Work to be completed>
Output, with no changes, the span of lines that opens with the line containing "OCR this image." and closes with the last line.

Task material>
--------

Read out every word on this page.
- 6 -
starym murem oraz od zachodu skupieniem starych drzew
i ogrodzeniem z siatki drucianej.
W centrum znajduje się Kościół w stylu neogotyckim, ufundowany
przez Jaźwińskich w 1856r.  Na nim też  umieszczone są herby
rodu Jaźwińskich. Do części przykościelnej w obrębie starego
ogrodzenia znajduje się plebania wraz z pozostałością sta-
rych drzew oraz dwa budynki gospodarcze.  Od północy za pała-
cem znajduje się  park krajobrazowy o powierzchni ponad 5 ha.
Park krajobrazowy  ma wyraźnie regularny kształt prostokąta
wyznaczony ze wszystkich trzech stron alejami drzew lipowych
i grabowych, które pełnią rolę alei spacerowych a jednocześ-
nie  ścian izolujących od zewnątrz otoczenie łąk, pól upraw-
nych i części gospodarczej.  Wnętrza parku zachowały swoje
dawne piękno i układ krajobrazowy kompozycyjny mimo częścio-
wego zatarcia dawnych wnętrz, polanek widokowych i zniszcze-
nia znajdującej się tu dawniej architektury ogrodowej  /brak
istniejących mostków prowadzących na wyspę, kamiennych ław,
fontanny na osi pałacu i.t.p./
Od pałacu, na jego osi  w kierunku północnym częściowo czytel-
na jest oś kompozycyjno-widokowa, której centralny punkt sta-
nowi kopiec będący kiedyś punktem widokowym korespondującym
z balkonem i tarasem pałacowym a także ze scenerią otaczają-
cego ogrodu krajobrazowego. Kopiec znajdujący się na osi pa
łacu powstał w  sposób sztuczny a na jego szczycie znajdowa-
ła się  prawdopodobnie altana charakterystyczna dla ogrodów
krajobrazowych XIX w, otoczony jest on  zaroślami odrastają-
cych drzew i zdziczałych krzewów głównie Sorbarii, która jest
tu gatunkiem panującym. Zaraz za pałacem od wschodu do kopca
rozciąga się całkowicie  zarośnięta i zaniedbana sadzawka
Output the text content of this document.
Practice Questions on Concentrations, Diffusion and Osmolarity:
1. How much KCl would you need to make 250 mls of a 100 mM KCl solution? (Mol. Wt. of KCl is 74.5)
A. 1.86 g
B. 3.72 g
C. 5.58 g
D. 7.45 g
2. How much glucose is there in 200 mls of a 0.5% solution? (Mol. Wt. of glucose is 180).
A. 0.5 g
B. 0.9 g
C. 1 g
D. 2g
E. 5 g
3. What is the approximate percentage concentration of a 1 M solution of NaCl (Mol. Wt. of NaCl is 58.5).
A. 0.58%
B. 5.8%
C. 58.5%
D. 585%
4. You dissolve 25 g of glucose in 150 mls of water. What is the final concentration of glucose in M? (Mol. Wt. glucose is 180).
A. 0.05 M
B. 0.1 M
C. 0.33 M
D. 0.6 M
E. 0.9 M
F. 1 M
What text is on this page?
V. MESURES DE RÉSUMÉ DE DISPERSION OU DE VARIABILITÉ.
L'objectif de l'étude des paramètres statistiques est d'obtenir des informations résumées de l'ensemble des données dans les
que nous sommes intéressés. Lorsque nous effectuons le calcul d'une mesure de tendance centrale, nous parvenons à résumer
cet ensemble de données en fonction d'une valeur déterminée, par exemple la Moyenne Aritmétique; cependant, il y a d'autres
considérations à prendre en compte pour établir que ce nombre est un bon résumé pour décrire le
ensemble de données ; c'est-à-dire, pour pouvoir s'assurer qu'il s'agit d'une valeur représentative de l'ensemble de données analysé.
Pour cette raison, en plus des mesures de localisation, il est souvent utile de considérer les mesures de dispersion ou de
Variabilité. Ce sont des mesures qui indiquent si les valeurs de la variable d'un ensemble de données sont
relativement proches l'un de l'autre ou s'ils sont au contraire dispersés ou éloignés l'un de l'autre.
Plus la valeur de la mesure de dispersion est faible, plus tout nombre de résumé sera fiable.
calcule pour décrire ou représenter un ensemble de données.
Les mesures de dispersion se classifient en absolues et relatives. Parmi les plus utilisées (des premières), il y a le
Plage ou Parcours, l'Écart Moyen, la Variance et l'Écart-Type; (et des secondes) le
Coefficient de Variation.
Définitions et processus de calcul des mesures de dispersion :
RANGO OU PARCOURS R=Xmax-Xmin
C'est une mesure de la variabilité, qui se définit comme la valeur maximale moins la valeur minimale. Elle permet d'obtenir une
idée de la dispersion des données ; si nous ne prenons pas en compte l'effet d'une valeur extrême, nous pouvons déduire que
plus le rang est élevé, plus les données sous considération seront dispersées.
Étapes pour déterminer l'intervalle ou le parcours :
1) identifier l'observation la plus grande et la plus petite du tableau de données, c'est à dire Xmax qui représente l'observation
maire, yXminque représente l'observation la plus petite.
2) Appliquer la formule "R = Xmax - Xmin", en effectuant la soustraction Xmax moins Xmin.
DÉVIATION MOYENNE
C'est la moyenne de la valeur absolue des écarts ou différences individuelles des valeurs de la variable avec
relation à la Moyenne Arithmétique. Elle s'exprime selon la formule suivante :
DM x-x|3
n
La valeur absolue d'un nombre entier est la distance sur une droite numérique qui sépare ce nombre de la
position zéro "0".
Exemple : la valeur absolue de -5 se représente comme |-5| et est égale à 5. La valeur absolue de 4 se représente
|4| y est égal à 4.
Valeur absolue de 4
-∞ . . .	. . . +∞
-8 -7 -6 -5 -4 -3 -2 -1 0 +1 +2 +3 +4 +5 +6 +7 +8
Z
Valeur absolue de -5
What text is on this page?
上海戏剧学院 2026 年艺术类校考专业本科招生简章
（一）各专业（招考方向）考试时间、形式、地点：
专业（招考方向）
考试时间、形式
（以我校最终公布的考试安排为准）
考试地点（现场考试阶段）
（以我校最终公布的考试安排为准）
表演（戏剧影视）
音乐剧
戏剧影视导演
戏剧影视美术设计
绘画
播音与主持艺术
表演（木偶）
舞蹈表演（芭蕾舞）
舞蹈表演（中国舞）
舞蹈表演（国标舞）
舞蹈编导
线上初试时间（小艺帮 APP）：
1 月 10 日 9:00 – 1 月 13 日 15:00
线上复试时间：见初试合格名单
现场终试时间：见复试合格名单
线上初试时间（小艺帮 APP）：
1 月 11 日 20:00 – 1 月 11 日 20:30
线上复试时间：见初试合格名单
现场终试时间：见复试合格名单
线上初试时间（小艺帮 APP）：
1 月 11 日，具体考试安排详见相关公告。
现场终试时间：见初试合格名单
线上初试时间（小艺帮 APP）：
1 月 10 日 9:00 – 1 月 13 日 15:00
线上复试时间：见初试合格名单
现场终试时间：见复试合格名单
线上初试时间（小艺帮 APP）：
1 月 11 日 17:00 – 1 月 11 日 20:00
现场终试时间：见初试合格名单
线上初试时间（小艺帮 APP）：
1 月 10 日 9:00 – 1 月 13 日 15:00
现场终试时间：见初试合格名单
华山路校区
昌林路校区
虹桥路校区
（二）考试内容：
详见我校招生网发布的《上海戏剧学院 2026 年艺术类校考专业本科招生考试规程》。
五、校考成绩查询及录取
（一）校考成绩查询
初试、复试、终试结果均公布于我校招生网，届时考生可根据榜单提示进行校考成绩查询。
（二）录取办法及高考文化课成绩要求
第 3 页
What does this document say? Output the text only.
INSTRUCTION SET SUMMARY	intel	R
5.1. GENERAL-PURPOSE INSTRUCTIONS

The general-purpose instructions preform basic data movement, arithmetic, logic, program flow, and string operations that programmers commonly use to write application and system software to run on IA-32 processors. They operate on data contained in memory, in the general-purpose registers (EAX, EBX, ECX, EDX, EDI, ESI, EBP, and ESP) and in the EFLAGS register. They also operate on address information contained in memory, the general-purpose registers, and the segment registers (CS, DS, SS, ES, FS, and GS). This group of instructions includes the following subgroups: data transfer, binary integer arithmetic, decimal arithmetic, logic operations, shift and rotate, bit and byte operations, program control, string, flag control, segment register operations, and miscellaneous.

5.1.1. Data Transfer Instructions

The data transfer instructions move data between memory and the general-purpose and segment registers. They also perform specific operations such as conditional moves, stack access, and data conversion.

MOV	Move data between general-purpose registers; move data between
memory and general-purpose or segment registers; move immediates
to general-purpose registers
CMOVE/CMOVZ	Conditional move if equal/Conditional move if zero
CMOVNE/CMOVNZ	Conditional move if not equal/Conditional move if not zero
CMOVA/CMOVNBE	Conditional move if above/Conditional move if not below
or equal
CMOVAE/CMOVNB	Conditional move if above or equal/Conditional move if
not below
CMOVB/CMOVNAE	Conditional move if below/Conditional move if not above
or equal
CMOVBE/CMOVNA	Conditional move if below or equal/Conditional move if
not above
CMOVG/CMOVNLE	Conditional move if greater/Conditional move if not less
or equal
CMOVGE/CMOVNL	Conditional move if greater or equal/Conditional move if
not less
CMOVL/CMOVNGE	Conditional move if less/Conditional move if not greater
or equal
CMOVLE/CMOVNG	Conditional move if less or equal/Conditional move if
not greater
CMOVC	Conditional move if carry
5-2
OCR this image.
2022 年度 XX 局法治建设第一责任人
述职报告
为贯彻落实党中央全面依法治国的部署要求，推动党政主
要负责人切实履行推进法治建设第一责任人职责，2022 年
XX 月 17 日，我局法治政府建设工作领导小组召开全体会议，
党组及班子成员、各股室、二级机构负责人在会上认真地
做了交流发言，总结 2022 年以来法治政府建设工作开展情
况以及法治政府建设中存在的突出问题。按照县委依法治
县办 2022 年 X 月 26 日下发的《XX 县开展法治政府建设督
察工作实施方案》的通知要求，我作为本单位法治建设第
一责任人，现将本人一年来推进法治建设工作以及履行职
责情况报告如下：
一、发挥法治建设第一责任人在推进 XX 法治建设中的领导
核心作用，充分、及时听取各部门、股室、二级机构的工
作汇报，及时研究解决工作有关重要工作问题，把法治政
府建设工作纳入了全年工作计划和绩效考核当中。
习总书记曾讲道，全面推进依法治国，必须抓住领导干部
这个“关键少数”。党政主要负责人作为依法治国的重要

--------

Solution to the exercise>
OCR this image.
2022 年度 XX 局法治建设第一责任人
述职报告
为贯彻落实党中央全面依法治国的部署要求，推动党政主
要负责人切实履行推进法治建设第一责任人职责，2022 年
XX 月 17 日，我局法治政府建设工作领导小组召开全体会议，
党组及班子成员、各股室、二级机构负责人在会上认真地
做了交流发言，总结 2022 年以来法治政府建设工作开展情
况以及法治政府建设中存在的突出问题。按照县委依法治
县办 2022 年 X 月 26 日下发的《XX 县开展法治政府建设督
察工作实施方案》的通知要求，我作为本单位法治建设第
一责任人，现将本人一年来推进法治建设工作以及履行职
责情况报告如下：
一、发挥法治建设第一责任人在推进 XX 法治建设中的领导
核心作用，充分、及时听取各部门、股室、二级机构的工
作汇报，及时研究解决工作有关重要工作问题，把法治政
府建设工作纳入了全年工作计划和绩效考核当中。
习总书记曾讲道，全面推进依法治国，必须抓住领导干部
这个“关键少数”。党政主要负责人作为依法治国的重要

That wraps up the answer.